_Requirements_
Output the entries below word for word, keeping every line as it stands.

====== Exercise input ======

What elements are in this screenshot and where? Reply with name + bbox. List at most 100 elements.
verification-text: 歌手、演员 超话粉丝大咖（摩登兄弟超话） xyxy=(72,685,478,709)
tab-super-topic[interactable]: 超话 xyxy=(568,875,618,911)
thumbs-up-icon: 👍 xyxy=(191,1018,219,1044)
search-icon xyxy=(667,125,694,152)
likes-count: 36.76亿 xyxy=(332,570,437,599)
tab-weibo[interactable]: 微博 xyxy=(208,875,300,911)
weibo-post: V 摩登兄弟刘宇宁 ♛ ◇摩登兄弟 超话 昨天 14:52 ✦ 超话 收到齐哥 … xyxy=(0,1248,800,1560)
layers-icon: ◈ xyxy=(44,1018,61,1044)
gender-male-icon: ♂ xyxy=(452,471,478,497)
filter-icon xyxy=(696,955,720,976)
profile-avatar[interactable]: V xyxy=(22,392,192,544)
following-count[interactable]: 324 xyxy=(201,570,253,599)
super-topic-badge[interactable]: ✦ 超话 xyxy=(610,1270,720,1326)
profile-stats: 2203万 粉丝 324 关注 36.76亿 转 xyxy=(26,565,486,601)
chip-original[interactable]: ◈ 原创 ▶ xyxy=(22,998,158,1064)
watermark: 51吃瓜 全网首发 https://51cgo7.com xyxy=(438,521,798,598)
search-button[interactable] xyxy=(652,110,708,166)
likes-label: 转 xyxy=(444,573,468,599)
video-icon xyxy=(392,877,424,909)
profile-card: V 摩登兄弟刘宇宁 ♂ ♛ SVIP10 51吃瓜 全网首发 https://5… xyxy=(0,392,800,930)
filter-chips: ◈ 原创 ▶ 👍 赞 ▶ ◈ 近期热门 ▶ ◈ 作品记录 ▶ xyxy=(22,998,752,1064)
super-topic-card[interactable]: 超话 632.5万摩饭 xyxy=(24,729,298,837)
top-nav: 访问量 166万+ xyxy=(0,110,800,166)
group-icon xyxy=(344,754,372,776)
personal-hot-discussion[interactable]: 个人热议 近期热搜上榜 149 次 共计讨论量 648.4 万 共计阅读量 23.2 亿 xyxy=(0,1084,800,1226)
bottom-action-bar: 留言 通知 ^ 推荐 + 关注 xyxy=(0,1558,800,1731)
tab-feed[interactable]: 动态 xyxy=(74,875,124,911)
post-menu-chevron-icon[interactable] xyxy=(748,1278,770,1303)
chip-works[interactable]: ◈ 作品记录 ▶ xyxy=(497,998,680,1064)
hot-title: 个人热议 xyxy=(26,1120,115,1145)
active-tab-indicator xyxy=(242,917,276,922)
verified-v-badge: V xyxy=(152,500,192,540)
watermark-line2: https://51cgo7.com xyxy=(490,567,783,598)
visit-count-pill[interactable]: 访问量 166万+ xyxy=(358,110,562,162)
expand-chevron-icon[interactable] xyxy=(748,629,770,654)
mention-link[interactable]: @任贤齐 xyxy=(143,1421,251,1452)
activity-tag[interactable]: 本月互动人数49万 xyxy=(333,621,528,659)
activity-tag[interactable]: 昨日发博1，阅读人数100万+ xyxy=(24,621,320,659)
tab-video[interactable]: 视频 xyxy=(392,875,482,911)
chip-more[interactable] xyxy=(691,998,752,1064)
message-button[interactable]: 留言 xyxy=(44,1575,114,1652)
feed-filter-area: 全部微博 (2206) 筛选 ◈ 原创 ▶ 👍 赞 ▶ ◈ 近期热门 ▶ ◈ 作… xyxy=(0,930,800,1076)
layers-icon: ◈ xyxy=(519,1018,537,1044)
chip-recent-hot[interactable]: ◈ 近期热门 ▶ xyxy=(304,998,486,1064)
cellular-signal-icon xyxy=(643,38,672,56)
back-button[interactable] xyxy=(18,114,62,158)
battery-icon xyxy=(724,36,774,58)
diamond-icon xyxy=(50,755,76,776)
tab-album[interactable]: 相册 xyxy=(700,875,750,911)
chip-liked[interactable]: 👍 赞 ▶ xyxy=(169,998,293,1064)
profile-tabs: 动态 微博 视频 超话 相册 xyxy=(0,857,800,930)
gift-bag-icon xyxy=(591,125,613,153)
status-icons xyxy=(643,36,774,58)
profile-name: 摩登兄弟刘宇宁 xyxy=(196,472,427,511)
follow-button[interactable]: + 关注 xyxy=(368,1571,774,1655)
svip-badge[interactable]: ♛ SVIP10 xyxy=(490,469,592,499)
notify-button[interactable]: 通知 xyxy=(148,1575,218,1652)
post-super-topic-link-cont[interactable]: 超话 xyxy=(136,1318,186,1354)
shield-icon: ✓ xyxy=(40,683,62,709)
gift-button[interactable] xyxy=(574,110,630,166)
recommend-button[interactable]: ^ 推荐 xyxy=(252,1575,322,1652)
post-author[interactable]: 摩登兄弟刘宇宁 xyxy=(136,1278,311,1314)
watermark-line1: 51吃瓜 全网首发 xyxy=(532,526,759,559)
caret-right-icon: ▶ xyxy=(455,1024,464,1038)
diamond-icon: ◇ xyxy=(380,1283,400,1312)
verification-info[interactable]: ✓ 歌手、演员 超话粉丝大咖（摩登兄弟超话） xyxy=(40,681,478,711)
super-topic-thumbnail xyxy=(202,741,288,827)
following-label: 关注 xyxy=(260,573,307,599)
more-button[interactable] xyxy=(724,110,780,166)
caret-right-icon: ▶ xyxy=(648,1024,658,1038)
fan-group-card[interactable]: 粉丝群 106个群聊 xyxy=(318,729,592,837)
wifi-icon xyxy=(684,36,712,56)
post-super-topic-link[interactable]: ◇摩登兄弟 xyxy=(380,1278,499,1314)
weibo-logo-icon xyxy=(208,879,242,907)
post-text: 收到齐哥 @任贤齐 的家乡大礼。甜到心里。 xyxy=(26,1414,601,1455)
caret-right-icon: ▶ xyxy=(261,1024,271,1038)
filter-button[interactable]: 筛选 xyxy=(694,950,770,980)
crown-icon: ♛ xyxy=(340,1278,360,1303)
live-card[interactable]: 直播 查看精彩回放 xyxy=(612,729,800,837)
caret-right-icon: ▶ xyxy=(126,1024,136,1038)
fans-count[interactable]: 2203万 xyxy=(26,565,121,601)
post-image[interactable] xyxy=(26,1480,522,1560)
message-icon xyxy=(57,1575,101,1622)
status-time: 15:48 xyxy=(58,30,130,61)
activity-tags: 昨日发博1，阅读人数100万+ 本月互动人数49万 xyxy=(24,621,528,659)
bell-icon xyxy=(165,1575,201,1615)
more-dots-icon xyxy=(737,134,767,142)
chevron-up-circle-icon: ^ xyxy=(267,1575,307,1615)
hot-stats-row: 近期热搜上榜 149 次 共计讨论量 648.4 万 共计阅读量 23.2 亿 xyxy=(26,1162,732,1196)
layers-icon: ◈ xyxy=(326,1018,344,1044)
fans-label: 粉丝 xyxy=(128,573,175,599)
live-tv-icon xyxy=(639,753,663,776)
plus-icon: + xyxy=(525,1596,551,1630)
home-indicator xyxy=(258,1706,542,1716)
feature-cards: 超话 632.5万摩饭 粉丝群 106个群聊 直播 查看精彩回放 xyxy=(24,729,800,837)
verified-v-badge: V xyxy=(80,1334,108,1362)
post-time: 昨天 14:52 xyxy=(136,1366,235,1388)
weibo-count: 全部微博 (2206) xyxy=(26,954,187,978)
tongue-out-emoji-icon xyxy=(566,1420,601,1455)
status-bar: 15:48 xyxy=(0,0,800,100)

======

_The solution_
What elements are in this screenshot and where? Reply with name + bbox. List at most 100 elements.
verification-text: 歌手、演员 超话粉丝大咖（摩登兄弟超话） xyxy=(72,685,478,709)
tab-super-topic[interactable]: 超话 xyxy=(568,875,618,911)
thumbs-up-icon: 👍 xyxy=(191,1018,219,1044)
search-icon xyxy=(667,125,694,152)
likes-count: 36.76亿 xyxy=(332,570,437,599)
tab-weibo[interactable]: 微博 xyxy=(208,875,300,911)
weibo-post: V 摩登兄弟刘宇宁 ♛ ◇摩登兄弟 超话 昨天 14:52 ✦ 超话 收到齐哥 … xyxy=(0,1248,800,1560)
layers-icon: ◈ xyxy=(44,1018,61,1044)
gender-male-icon: ♂ xyxy=(452,471,478,497)
filter-icon xyxy=(696,955,720,976)
profile-avatar[interactable]: V xyxy=(22,392,192,544)
following-count[interactable]: 324 xyxy=(201,570,253,599)
super-topic-badge[interactable]: ✦ 超话 xyxy=(610,1270,720,1326)
profile-stats: 2203万 粉丝 324 关注 36.76亿 转 xyxy=(26,565,486,601)
chip-original[interactable]: ◈ 原创 ▶ xyxy=(22,998,158,1064)
watermark: 51吃瓜 全网首发 https://51cgo7.com xyxy=(438,521,798,598)
search-button[interactable] xyxy=(652,110,708,166)
likes-label: 转 xyxy=(444,573,468,599)
video-icon xyxy=(392,877,424,909)
profile-card: V 摩登兄弟刘宇宁 ♂ ♛ SVIP10 51吃瓜 全网首发 https://5… xyxy=(0,392,800,930)
filter-chips: ◈ 原创 ▶ 👍 赞 ▶ ◈ 近期热门 ▶ ◈ 作品记录 ▶ xyxy=(22,998,752,1064)
super-topic-card[interactable]: 超话 632.5万摩饭 xyxy=(24,729,298,837)
top-nav: 访问量 166万+ xyxy=(0,110,800,166)
group-icon xyxy=(344,754,372,776)
personal-hot-discussion[interactable]: 个人热议 近期热搜上榜 149 次 共计讨论量 648.4 万 共计阅读量 23.2 亿 xyxy=(0,1084,800,1226)
bottom-action-bar: 留言 通知 ^ 推荐 + 关注 xyxy=(0,1558,800,1731)
tab-feed[interactable]: 动态 xyxy=(74,875,124,911)
post-menu-chevron-icon[interactable] xyxy=(748,1278,770,1303)
chip-works[interactable]: ◈ 作品记录 ▶ xyxy=(497,998,680,1064)
hot-title: 个人热议 xyxy=(26,1120,115,1145)
active-tab-indicator xyxy=(242,917,276,922)
verified-v-badge: V xyxy=(152,500,192,540)
watermark-line2: https://51cgo7.com xyxy=(490,567,783,598)
visit-count-pill[interactable]: 访问量 166万+ xyxy=(358,110,562,162)
expand-chevron-icon[interactable] xyxy=(748,629,770,654)
mention-link[interactable]: @任贤齐 xyxy=(143,1421,251,1452)
activity-tag[interactable]: 本月互动人数49万 xyxy=(333,621,528,659)
activity-tag[interactable]: 昨日发博1，阅读人数100万+ xyxy=(24,621,320,659)
tab-video[interactable]: 视频 xyxy=(392,875,482,911)
chip-more[interactable] xyxy=(691,998,752,1064)
message-button[interactable]: 留言 xyxy=(44,1575,114,1652)
feed-filter-area: 全部微博 (2206) 筛选 ◈ 原创 ▶ 👍 赞 ▶ ◈ 近期热门 ▶ ◈ 作… xyxy=(0,930,800,1076)
layers-icon: ◈ xyxy=(519,1018,537,1044)
chip-recent-hot[interactable]: ◈ 近期热门 ▶ xyxy=(304,998,486,1064)
cellular-signal-icon xyxy=(643,38,672,56)
back-button[interactable] xyxy=(18,114,62,158)
battery-icon xyxy=(724,36,774,58)
diamond-icon xyxy=(50,755,76,776)
tab-album[interactable]: 相册 xyxy=(700,875,750,911)
chip-liked[interactable]: 👍 赞 ▶ xyxy=(169,998,293,1064)
profile-tabs: 动态 微博 视频 超话 相册 xyxy=(0,857,800,930)
gift-bag-icon xyxy=(591,125,613,153)
status-icons xyxy=(643,36,774,58)
profile-name: 摩登兄弟刘宇宁 xyxy=(196,472,427,511)
follow-button[interactable]: + 关注 xyxy=(368,1571,774,1655)
svip-badge[interactable]: ♛ SVIP10 xyxy=(490,469,592,499)
notify-button[interactable]: 通知 xyxy=(148,1575,218,1652)
post-super-topic-link-cont[interactable]: 超话 xyxy=(136,1318,186,1354)
shield-icon: ✓ xyxy=(40,683,62,709)
gift-button[interactable] xyxy=(574,110,630,166)
recommend-button[interactable]: ^ 推荐 xyxy=(252,1575,322,1652)
post-author[interactable]: 摩登兄弟刘宇宁 xyxy=(136,1278,311,1314)
watermark-line1: 51吃瓜 全网首发 xyxy=(532,526,759,559)
caret-right-icon: ▶ xyxy=(455,1024,464,1038)
diamond-icon: ◇ xyxy=(380,1283,400,1312)
verification-info[interactable]: ✓ 歌手、演员 超话粉丝大咖（摩登兄弟超话） xyxy=(40,681,478,711)
super-topic-thumbnail xyxy=(202,741,288,827)
following-label: 关注 xyxy=(260,573,307,599)
more-button[interactable] xyxy=(724,110,780,166)
caret-right-icon: ▶ xyxy=(648,1024,658,1038)
fan-group-card[interactable]: 粉丝群 106个群聊 xyxy=(318,729,592,837)
wifi-icon xyxy=(684,36,712,56)
post-super-topic-link[interactable]: ◇摩登兄弟 xyxy=(380,1278,499,1314)
weibo-logo-icon xyxy=(208,879,242,907)
post-text: 收到齐哥 @任贤齐 的家乡大礼。甜到心里。 xyxy=(26,1414,601,1455)
caret-right-icon: ▶ xyxy=(261,1024,271,1038)
filter-button[interactable]: 筛选 xyxy=(694,950,770,980)
crown-icon: ♛ xyxy=(340,1278,360,1303)
live-card[interactable]: 直播 查看精彩回放 xyxy=(612,729,800,837)
caret-right-icon: ▶ xyxy=(126,1024,136,1038)
fans-count[interactable]: 2203万 xyxy=(26,565,121,601)
post-image[interactable] xyxy=(26,1480,522,1560)
message-icon xyxy=(57,1575,101,1622)
status-time: 15:48 xyxy=(58,30,130,61)
activity-tags: 昨日发博1，阅读人数100万+ 本月互动人数49万 xyxy=(24,621,528,659)
bell-icon xyxy=(165,1575,201,1615)
more-dots-icon xyxy=(737,134,767,142)
chevron-up-circle-icon: ^ xyxy=(267,1575,307,1615)
hot-stats-row: 近期热搜上榜 149 次 共计讨论量 648.4 万 共计阅读量 23.2 亿 xyxy=(26,1162,732,1196)
layers-icon: ◈ xyxy=(326,1018,344,1044)
fans-label: 粉丝 xyxy=(128,573,175,599)
live-tv-icon xyxy=(639,753,663,776)
plus-icon: + xyxy=(525,1596,551,1630)
home-indicator xyxy=(258,1706,542,1716)
feature-cards: 超话 632.5万摩饭 粉丝群 106个群聊 直播 查看精彩回放 xyxy=(24,729,800,837)
verified-v-badge: V xyxy=(80,1334,108,1362)
post-time: 昨天 14:52 xyxy=(136,1366,235,1388)
weibo-count: 全部微博 (2206) xyxy=(26,954,187,978)
tongue-out-emoji-icon xyxy=(566,1420,601,1455)
status-bar: 15:48 xyxy=(0,0,800,100)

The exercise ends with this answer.